# EXTRACTED RECORDS start

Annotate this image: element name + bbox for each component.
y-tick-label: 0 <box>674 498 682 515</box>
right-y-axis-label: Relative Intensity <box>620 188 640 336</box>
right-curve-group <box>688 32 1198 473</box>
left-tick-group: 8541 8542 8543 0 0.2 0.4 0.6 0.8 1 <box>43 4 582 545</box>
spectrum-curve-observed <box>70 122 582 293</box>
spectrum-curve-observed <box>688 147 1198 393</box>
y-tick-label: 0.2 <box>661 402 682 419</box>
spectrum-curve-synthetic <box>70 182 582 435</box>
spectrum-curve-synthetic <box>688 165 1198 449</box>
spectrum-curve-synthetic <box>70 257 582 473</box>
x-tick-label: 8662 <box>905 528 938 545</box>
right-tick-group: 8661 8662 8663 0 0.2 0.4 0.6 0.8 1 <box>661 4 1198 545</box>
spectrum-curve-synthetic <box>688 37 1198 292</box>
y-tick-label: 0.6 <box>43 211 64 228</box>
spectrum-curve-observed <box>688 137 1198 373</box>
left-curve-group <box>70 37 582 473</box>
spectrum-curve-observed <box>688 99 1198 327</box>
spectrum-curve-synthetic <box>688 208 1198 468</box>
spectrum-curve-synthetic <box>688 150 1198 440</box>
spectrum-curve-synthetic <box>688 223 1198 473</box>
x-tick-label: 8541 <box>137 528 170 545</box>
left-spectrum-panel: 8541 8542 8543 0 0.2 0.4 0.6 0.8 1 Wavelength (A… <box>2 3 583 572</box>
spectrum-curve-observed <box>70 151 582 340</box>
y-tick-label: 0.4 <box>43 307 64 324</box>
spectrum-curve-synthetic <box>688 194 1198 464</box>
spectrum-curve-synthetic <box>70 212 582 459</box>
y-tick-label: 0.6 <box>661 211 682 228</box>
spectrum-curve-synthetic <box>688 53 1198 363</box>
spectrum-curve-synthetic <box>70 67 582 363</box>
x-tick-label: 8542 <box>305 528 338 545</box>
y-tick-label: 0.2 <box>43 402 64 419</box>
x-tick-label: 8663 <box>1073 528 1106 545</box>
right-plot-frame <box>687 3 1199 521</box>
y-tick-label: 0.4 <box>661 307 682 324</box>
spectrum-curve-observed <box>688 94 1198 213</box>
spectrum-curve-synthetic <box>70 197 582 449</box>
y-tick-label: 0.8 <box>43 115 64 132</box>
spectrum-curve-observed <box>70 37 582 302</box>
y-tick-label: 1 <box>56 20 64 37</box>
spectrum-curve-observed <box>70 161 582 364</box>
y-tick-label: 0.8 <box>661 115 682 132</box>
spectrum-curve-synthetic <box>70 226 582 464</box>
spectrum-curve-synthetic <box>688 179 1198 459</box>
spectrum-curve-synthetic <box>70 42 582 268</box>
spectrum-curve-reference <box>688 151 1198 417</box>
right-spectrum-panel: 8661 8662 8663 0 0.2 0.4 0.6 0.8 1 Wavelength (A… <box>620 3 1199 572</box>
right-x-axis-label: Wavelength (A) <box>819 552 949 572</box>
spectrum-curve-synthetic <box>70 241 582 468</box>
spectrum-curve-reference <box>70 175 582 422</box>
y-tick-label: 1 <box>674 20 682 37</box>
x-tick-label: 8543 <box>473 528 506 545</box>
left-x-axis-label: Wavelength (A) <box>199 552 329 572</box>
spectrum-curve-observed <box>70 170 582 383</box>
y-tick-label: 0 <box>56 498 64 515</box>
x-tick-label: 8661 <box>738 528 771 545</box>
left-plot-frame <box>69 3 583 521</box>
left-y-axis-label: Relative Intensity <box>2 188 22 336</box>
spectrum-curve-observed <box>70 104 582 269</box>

# EXTRACTED RECORDS end

• **GIVEN TASK**: Repeat the items above from the first line through the line containing "left-tick-group: 8541 8542", swapping "Relative Intensity" for "Normalized Intensity" and keeping everything else unchanged.

• **RESULT OF THIS TASK**:
Annotate this image: element name + bbox for each component.
y-tick-label: 0 <box>674 498 682 515</box>
right-y-axis-label: Normalized Intensity <box>620 188 640 336</box>
right-curve-group <box>688 32 1198 473</box>
left-tick-group: 8541 8542 8543 0 0.2 0.4 0.6 0.8 1 <box>43 4 582 545</box>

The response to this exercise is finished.